Collected data
(begin)
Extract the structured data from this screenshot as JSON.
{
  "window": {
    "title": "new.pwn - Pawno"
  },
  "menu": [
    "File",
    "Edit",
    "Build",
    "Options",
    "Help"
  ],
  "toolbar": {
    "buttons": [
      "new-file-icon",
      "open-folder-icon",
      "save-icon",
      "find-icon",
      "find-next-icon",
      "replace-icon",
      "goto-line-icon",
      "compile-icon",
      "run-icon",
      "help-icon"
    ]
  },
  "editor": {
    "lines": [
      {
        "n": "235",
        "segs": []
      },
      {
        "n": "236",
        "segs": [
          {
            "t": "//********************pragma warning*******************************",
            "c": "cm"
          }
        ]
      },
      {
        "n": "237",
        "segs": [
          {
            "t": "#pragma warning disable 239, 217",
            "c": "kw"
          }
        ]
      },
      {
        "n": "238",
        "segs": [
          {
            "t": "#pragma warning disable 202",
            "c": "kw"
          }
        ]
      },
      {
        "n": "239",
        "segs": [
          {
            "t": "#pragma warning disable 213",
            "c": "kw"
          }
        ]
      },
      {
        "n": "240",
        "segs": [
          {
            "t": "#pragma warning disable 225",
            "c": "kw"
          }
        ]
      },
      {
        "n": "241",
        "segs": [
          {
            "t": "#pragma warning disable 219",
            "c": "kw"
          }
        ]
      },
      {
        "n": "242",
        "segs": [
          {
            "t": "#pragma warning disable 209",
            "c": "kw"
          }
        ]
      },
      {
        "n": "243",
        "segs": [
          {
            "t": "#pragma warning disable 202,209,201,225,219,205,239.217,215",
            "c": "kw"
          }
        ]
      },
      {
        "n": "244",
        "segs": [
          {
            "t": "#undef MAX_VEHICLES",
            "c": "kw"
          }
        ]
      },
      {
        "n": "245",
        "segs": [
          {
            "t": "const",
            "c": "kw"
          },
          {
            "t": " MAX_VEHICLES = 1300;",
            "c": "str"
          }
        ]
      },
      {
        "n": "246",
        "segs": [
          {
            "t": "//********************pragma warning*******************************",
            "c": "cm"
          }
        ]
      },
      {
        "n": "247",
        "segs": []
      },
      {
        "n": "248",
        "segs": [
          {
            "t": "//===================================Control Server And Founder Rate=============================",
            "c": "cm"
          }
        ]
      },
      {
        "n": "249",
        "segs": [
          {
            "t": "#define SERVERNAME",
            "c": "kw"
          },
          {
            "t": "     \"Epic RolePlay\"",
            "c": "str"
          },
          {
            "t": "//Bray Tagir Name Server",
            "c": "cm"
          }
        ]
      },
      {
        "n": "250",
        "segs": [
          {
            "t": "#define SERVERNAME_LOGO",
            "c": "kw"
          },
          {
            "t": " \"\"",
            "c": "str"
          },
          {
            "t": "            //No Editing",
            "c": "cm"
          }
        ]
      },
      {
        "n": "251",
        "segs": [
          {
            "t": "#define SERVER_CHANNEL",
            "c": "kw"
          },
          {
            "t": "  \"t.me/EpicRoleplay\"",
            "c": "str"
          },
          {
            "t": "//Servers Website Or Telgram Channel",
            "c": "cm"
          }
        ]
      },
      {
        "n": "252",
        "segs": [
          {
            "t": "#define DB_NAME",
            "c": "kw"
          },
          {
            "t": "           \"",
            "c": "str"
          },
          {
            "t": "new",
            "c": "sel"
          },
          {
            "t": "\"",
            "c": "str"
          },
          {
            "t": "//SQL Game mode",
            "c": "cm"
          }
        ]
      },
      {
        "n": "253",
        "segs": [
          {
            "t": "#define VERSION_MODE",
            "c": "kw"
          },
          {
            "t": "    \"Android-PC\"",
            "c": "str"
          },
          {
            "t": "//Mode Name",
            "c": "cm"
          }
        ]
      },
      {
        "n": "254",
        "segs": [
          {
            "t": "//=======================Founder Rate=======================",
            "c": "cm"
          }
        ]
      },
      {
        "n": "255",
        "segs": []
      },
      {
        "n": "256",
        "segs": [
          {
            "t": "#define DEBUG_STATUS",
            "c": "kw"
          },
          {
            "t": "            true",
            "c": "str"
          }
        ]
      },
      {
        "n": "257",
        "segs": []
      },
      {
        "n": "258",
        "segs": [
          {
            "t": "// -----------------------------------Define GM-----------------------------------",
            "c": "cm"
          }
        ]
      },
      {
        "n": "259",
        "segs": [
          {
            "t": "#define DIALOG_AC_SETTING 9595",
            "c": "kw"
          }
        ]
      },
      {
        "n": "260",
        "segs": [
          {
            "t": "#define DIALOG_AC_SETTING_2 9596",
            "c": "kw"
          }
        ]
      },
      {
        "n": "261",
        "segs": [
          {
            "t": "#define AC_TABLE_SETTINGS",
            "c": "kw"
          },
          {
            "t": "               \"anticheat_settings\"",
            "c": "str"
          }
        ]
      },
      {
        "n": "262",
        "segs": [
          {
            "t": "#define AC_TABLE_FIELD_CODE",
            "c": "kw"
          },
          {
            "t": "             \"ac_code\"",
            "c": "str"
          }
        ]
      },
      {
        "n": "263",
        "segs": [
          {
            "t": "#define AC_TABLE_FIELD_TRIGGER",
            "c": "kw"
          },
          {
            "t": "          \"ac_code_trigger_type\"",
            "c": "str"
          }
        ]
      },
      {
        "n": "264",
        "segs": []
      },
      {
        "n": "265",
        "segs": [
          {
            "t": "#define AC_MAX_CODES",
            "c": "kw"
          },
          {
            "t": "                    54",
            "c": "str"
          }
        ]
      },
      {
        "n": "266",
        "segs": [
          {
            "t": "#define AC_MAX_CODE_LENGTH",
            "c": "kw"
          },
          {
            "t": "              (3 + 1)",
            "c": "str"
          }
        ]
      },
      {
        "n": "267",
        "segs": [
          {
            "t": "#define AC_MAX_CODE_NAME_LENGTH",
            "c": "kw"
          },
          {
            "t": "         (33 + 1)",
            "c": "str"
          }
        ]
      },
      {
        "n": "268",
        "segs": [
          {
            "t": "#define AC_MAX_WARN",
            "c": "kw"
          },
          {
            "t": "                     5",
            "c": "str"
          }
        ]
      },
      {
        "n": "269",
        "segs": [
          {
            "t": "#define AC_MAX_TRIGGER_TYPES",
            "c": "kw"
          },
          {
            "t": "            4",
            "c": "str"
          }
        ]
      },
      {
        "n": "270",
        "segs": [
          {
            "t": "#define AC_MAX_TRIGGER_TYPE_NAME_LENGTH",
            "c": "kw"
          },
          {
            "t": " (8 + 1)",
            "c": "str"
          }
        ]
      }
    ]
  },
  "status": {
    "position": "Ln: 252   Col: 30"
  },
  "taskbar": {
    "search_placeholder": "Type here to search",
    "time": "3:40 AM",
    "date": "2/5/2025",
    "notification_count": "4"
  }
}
(end)
* **REQUIRED WORK**: Produce an exact copy of the whole listing.

* **RESPONSE TO THIS TASK**:
Extract the structured data from this screenshot as JSON.
{
  "window": {
    "title": "new.pwn - Pawno"
  },
  "menu": [
    "File",
    "Edit",
    "Build",
    "Options",
    "Help"
  ],
  "toolbar": {
    "buttons": [
      "new-file-icon",
      "open-folder-icon",
      "save-icon",
      "find-icon",
      "find-next-icon",
      "replace-icon",
      "goto-line-icon",
      "compile-icon",
      "run-icon",
      "help-icon"
    ]
  },
  "editor": {
    "lines": [
      {
        "n": "235",
        "segs": []
      },
      {
        "n": "236",
        "segs": [
          {
            "t": "//********************pragma warning*******************************",
            "c": "cm"
          }
        ]
      },
      {
        "n": "237",
        "segs": [
          {
            "t": "#pragma warning disable 239, 217",
            "c": "kw"
          }
        ]
      },
      {
        "n": "238",
        "segs": [
          {
            "t": "#pragma warning disable 202",
            "c": "kw"
          }
        ]
      },
      {
        "n": "239",
        "segs": [
          {
            "t": "#pragma warning disable 213",
            "c": "kw"
          }
        ]
      },
      {
        "n": "240",
        "segs": [
          {
            "t": "#pragma warning disable 225",
            "c": "kw"
          }
        ]
      },
      {
        "n": "241",
        "segs": [
          {
            "t": "#pragma warning disable 219",
            "c": "kw"
          }
        ]
      },
      {
        "n": "242",
        "segs": [
          {
            "t": "#pragma warning disable 209",
            "c": "kw"
          }
        ]
      },
      {
        "n": "243",
        "segs": [
          {
            "t": "#pragma warning disable 202,209,201,225,219,205,239.217,215",
            "c": "kw"
          }
        ]
      },
      {
        "n": "244",
        "segs": [
          {
            "t": "#undef MAX_VEHICLES",
            "c": "kw"
          }
        ]
      },
      {
        "n": "245",
        "segs": [
          {
            "t": "const",
            "c": "kw"
          },
          {
            "t": " MAX_VEHICLES = 1300;",
            "c": "str"
          }
        ]
      },
      {
        "n": "246",
        "segs": [
          {
            "t": "//********************pragma warning*******************************",
            "c": "cm"
          }
        ]
      },
      {
        "n": "247",
        "segs": []
      },
      {
        "n": "248",
        "segs": [
          {
            "t": "//===================================Control Server And Founder Rate=============================",
            "c": "cm"
          }
        ]
      },
      {
        "n": "249",
        "segs": [
          {
            "t": "#define SERVERNAME",
            "c": "kw"
          },
          {
            "t": "     \"Epic RolePlay\"",
            "c": "str"
          },
          {
            "t": "//Bray Tagir Name Server",
            "c": "cm"
          }
        ]
      },
      {
        "n": "250",
        "segs": [
          {
            "t": "#define SERVERNAME_LOGO",
            "c": "kw"
          },
          {
            "t": " \"\"",
            "c": "str"
          },
          {
            "t": "            //No Editing",
            "c": "cm"
          }
        ]
      },
      {
        "n": "251",
        "segs": [
          {
            "t": "#define SERVER_CHANNEL",
            "c": "kw"
          },
          {
            "t": "  \"t.me/EpicRoleplay\"",
            "c": "str"
          },
          {
            "t": "//Servers Website Or Telgram Channel",
            "c": "cm"
          }
        ]
      },
      {
        "n": "252",
        "segs": [
          {
            "t": "#define DB_NAME",
            "c": "kw"
          },
          {
            "t": "           \"",
            "c": "str"
          },
          {
            "t": "new",
            "c": "sel"
          },
          {
            "t": "\"",
            "c": "str"
          },
          {
            "t": "//SQL Game mode",
            "c": "cm"
          }
        ]
      },
      {
        "n": "253",
        "segs": [
          {
            "t": "#define VERSION_MODE",
            "c": "kw"
          },
          {
            "t": "    \"Android-PC\"",
            "c": "str"
          },
          {
            "t": "//Mode Name",
            "c": "cm"
          }
        ]
      },
      {
        "n": "254",
        "segs": [
          {
            "t": "//=======================Founder Rate=======================",
            "c": "cm"
          }
        ]
      },
      {
        "n": "255",
        "segs": []
      },
      {
        "n": "256",
        "segs": [
          {
            "t": "#define DEBUG_STATUS",
            "c": "kw"
          },
          {
            "t": "            true",
            "c": "str"
          }
        ]
      },
      {
        "n": "257",
        "segs": []
      },
      {
        "n": "258",
        "segs": [
          {
            "t": "// -----------------------------------Define GM-----------------------------------",
            "c": "cm"
          }
        ]
      },
      {
        "n": "259",
        "segs": [
          {
            "t": "#define DIALOG_AC_SETTING 9595",
            "c": "kw"
          }
        ]
      },
      {
        "n": "260",
        "segs": [
          {
            "t": "#define DIALOG_AC_SETTING_2 9596",
            "c": "kw"
          }
        ]
      },
      {
        "n": "261",
        "segs": [
          {
            "t": "#define AC_TABLE_SETTINGS",
            "c": "kw"
          },
          {
            "t": "               \"anticheat_settings\"",
            "c": "str"
          }
        ]
      },
      {
        "n": "262",
        "segs": [
          {
            "t": "#define AC_TABLE_FIELD_CODE",
            "c": "kw"
          },
          {
            "t": "             \"ac_code\"",
            "c": "str"
          }
        ]
      },
      {
        "n": "263",
        "segs": [
          {
            "t": "#define AC_TABLE_FIELD_TRIGGER",
            "c": "kw"
          },
          {
            "t": "          \"ac_code_trigger_type\"",
            "c": "str"
          }
        ]
      },
      {
        "n": "264",
        "segs": []
      },
      {
        "n": "265",
        "segs": [
          {
            "t": "#define AC_MAX_CODES",
            "c": "kw"
          },
          {
            "t": "                    54",
            "c": "str"
          }
        ]
      },
      {
        "n": "266",
        "segs": [
          {
            "t": "#define AC_MAX_CODE_LENGTH",
            "c": "kw"
          },
          {
            "t": "              (3 + 1)",
            "c": "str"
          }
        ]
      },
      {
        "n": "267",
        "segs": [
          {
            "t": "#define AC_MAX_CODE_NAME_LENGTH",
            "c": "kw"
          },
          {
            "t": "         (33 + 1)",
            "c": "str"
          }
        ]
      },
      {
        "n": "268",
        "segs": [
          {
            "t": "#define AC_MAX_WARN",
            "c": "kw"
          },
          {
            "t": "                     5",
            "c": "str"
          }
        ]
      },
      {
        "n": "269",
        "segs": [
          {
            "t": "#define AC_MAX_TRIGGER_TYPES",
            "c": "kw"
          },
          {
            "t": "            4",
            "c": "str"
          }
        ]
      },
      {
        "n": "270",
        "segs": [
          {
            "t": "#define AC_MAX_TRIGGER_TYPE_NAME_LENGTH",
            "c": "kw"
          },
          {
            "t": " (8 + 1)",
            "c": "str"
          }
        ]
      }
    ]
  },
  "status": {
    "position": "Ln: 252   Col: 30"
  },
  "taskbar": {
    "search_placeholder": "Type here to search",
    "time": "3:40 AM",
    "date": "2/5/2025",
    "notification_count": "4"
  }
}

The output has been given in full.